## DATA SUPPLIED

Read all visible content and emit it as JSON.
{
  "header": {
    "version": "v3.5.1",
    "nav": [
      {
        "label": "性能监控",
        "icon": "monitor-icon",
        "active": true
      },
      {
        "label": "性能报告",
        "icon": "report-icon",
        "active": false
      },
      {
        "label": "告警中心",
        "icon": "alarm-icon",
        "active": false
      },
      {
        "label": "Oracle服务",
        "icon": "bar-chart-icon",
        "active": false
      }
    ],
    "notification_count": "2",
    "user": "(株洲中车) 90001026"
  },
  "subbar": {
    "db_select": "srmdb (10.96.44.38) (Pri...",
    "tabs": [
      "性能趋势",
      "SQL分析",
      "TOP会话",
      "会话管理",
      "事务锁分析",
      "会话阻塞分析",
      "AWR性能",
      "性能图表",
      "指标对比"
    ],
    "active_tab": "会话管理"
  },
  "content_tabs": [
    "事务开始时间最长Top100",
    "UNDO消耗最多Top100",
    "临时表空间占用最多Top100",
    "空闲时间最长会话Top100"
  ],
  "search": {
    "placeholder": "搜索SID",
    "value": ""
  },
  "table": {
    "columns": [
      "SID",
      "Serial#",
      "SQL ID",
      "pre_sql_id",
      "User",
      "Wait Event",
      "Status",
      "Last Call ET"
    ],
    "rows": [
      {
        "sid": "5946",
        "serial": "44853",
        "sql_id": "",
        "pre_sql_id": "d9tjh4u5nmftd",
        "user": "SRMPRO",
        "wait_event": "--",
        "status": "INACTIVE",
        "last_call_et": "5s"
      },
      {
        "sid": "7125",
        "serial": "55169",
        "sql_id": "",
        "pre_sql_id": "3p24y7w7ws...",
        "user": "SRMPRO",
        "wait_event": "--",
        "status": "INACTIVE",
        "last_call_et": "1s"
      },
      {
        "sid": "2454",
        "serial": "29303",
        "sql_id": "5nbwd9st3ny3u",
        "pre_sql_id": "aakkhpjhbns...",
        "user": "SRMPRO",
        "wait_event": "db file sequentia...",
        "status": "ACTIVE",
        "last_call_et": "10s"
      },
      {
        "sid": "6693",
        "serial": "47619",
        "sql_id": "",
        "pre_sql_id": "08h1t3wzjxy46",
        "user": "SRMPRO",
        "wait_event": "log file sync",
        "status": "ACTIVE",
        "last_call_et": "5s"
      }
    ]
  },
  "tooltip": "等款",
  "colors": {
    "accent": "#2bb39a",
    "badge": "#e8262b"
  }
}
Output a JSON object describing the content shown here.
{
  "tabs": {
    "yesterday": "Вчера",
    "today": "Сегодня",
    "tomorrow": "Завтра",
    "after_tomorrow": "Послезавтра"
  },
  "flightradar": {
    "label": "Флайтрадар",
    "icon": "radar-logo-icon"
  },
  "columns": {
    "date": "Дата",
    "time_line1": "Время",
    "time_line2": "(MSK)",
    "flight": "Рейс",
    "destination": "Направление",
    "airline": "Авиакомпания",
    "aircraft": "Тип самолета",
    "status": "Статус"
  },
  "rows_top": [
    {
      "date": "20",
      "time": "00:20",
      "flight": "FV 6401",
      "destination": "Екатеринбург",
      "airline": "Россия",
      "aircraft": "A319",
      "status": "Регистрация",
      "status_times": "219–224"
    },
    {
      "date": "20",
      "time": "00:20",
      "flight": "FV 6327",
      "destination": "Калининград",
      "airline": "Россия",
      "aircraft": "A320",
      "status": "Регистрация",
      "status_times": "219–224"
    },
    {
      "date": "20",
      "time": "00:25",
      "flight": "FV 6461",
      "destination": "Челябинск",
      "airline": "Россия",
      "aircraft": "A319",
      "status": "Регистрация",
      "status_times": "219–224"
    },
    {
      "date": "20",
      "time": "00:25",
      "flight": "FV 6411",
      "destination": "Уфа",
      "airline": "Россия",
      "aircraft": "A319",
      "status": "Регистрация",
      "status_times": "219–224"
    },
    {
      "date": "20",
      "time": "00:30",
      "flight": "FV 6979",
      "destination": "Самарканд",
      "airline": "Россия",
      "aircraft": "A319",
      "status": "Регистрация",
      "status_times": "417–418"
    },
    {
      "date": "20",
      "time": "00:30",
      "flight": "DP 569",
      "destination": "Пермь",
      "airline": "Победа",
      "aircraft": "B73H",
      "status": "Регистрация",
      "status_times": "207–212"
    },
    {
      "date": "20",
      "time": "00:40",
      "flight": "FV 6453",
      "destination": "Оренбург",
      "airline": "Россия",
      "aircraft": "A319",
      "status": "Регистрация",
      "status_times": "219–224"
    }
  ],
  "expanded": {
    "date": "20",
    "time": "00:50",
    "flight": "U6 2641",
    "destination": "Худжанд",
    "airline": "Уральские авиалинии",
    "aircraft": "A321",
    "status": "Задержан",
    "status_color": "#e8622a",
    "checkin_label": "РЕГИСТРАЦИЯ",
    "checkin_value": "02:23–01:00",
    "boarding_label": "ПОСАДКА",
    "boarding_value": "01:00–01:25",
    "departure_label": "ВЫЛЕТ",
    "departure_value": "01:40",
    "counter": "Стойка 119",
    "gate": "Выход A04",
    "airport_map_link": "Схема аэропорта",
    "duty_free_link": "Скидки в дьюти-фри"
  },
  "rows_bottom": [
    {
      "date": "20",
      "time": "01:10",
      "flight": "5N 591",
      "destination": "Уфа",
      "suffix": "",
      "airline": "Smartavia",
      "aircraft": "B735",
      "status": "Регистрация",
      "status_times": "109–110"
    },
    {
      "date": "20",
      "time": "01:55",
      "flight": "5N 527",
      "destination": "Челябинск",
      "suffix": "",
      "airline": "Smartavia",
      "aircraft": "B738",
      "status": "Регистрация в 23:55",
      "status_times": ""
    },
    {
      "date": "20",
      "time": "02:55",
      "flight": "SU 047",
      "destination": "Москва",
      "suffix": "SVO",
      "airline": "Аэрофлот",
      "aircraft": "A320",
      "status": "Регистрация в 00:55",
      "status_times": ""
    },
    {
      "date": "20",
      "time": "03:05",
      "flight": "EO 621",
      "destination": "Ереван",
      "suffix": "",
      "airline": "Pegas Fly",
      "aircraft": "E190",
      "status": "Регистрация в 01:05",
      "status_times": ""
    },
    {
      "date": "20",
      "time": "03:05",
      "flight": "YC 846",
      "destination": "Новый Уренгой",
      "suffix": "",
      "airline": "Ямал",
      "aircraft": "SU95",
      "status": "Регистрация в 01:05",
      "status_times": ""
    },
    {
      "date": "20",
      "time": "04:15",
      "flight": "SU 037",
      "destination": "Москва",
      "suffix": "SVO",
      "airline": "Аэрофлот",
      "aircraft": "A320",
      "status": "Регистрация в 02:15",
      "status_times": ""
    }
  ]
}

## REQUIRED TASK
Exactly as they are written, print the entries again.

## REPLY
Read all visible content and emit it as JSON.
{
  "header": {
    "version": "v3.5.1",
    "nav": [
      {
        "label": "性能监控",
        "icon": "monitor-icon",
        "active": true
      },
      {
        "label": "性能报告",
        "icon": "report-icon",
        "active": false
      },
      {
        "label": "告警中心",
        "icon": "alarm-icon",
        "active": false
      },
      {
        "label": "Oracle服务",
        "icon": "bar-chart-icon",
        "active": false
      }
    ],
    "notification_count": "2",
    "user": "(株洲中车) 90001026"
  },
  "subbar": {
    "db_select": "srmdb (10.96.44.38) (Pri...",
    "tabs": [
      "性能趋势",
      "SQL分析",
      "TOP会话",
      "会话管理",
      "事务锁分析",
      "会话阻塞分析",
      "AWR性能",
      "性能图表",
      "指标对比"
    ],
    "active_tab": "会话管理"
  },
  "content_tabs": [
    "事务开始时间最长Top100",
    "UNDO消耗最多Top100",
    "临时表空间占用最多Top100",
    "空闲时间最长会话Top100"
  ],
  "search": {
    "placeholder": "搜索SID",
    "value": ""
  },
  "table": {
    "columns": [
      "SID",
      "Serial#",
      "SQL ID",
      "pre_sql_id",
      "User",
      "Wait Event",
      "Status",
      "Last Call ET"
    ],
    "rows": [
      {
        "sid": "5946",
        "serial": "44853",
        "sql_id": "",
        "pre_sql_id": "d9tjh4u5nmftd",
        "user": "SRMPRO",
        "wait_event": "--",
        "status": "INACTIVE",
        "last_call_et": "5s"
      },
      {
        "sid": "7125",
        "serial": "55169",
        "sql_id": "",
        "pre_sql_id": "3p24y7w7ws...",
        "user": "SRMPRO",
        "wait_event": "--",
        "status": "INACTIVE",
        "last_call_et": "1s"
      },
      {
        "sid": "2454",
        "serial": "29303",
        "sql_id": "5nbwd9st3ny3u",
        "pre_sql_id": "aakkhpjhbns...",
        "user": "SRMPRO",
        "wait_event": "db file sequentia...",
        "status": "ACTIVE",
        "last_call_et": "10s"
      },
      {
        "sid": "6693",
        "serial": "47619",
        "sql_id": "",
        "pre_sql_id": "08h1t3wzjxy46",
        "user": "SRMPRO",
        "wait_event": "log file sync",
        "status": "ACTIVE",
        "last_call_et": "5s"
      }
    ]
  },
  "tooltip": "等款",
  "colors": {
    "accent": "#2bb39a",
    "badge": "#e8262b"
  }
}
Output a JSON object describing the content shown here.
{
  "tabs": {
    "yesterday": "Вчера",
    "today": "Сегодня",
    "tomorrow": "Завтра",
    "after_tomorrow": "Послезавтра"
  },
  "flightradar": {
    "label": "Флайтрадар",
    "icon": "radar-logo-icon"
  },
  "columns": {
    "date": "Дата",
    "time_line1": "Время",
    "time_line2": "(MSK)",
    "flight": "Рейс",
    "destination": "Направление",
    "airline": "Авиакомпания",
    "aircraft": "Тип самолета",
    "status": "Статус"
  },
  "rows_top": [
    {
      "date": "20",
      "time": "00:20",
      "flight": "FV 6401",
      "destination": "Екатеринбург",
      "airline": "Россия",
      "aircraft": "A319",
      "status": "Регистрация",
      "status_times": "219–224"
    },
    {
      "date": "20",
      "time": "00:20",
      "flight": "FV 6327",
      "destination": "Калининград",
      "airline": "Россия",
      "aircraft": "A320",
      "status": "Регистрация",
      "status_times": "219–224"
    },
    {
      "date": "20",
      "time": "00:25",
      "flight": "FV 6461",
      "destination": "Челябинск",
      "airline": "Россия",
      "aircraft": "A319",
      "status": "Регистрация",
      "status_times": "219–224"
    },
    {
      "date": "20",
      "time": "00:25",
      "flight": "FV 6411",
      "destination": "Уфа",
      "airline": "Россия",
      "aircraft": "A319",
      "status": "Регистрация",
      "status_times": "219–224"
    },
    {
      "date": "20",
      "time": "00:30",
      "flight": "FV 6979",
      "destination": "Самарканд",
      "airline": "Россия",
      "aircraft": "A319",
      "status": "Регистрация",
      "status_times": "417–418"
    },
    {
      "date": "20",
      "time": "00:30",
      "flight": "DP 569",
      "destination": "Пермь",
      "airline": "Победа",
      "aircraft": "B73H",
      "status": "Регистрация",
      "status_times": "207–212"
    },
    {
      "date": "20",
      "time": "00:40",
      "flight": "FV 6453",
      "destination": "Оренбург",
      "airline": "Россия",
      "aircraft": "A319",
      "status": "Регистрация",
      "status_times": "219–224"
    }
  ],
  "expanded": {
    "date": "20",
    "time": "00:50",
    "flight": "U6 2641",
    "destination": "Худжанд",
    "airline": "Уральские авиалинии",
    "aircraft": "A321",
    "status": "Задержан",
    "status_color": "#e8622a",
    "checkin_label": "РЕГИСТРАЦИЯ",
    "checkin_value": "02:23–01:00",
    "boarding_label": "ПОСАДКА",
    "boarding_value": "01:00–01:25",
    "departure_label": "ВЫЛЕТ",
    "departure_value": "01:40",
    "counter": "Стойка 119",
    "gate": "Выход A04",
    "airport_map_link": "Схема аэропорта",
    "duty_free_link": "Скидки в дьюти-фри"
  },
  "rows_bottom": [
    {
      "date": "20",
      "time": "01:10",
      "flight": "5N 591",
      "destination": "Уфа",
      "suffix": "",
      "airline": "Smartavia",
      "aircraft": "B735",
      "status": "Регистрация",
      "status_times": "109–110"
    },
    {
      "date": "20",
      "time": "01:55",
      "flight": "5N 527",
      "destination": "Челябинск",
      "suffix": "",
      "airline": "Smartavia",
      "aircraft": "B738",
      "status": "Регистрация в 23:55",
      "status_times": ""
    },
    {
      "date": "20",
      "time": "02:55",
      "flight": "SU 047",
      "destination": "Москва",
      "suffix": "SVO",
      "airline": "Аэрофлот",
      "aircraft": "A320",
      "status": "Регистрация в 00:55",
      "status_times": ""
    },
    {
      "date": "20",
      "time": "03:05",
      "flight": "EO 621",
      "destination": "Ереван",
      "suffix": "",
      "airline": "Pegas Fly",
      "aircraft": "E190",
      "status": "Регистрация в 01:05",
      "status_times": ""
    },
    {
      "date": "20",
      "time": "03:05",
      "flight": "YC 846",
      "destination": "Новый Уренгой",
      "suffix": "",
      "airline": "Ямал",
      "aircraft": "SU95",
      "status": "Регистрация в 01:05",
      "status_times": ""
    },
    {
      "date": "20",
      "time": "04:15",
      "flight": "SU 037",
      "destination": "Москва",
      "suffix": "SVO",
      "airline": "Аэрофлот",
      "aircraft": "A320",
      "status": "Регистрация в 02:15",
      "status_times": ""
    }
  ]
}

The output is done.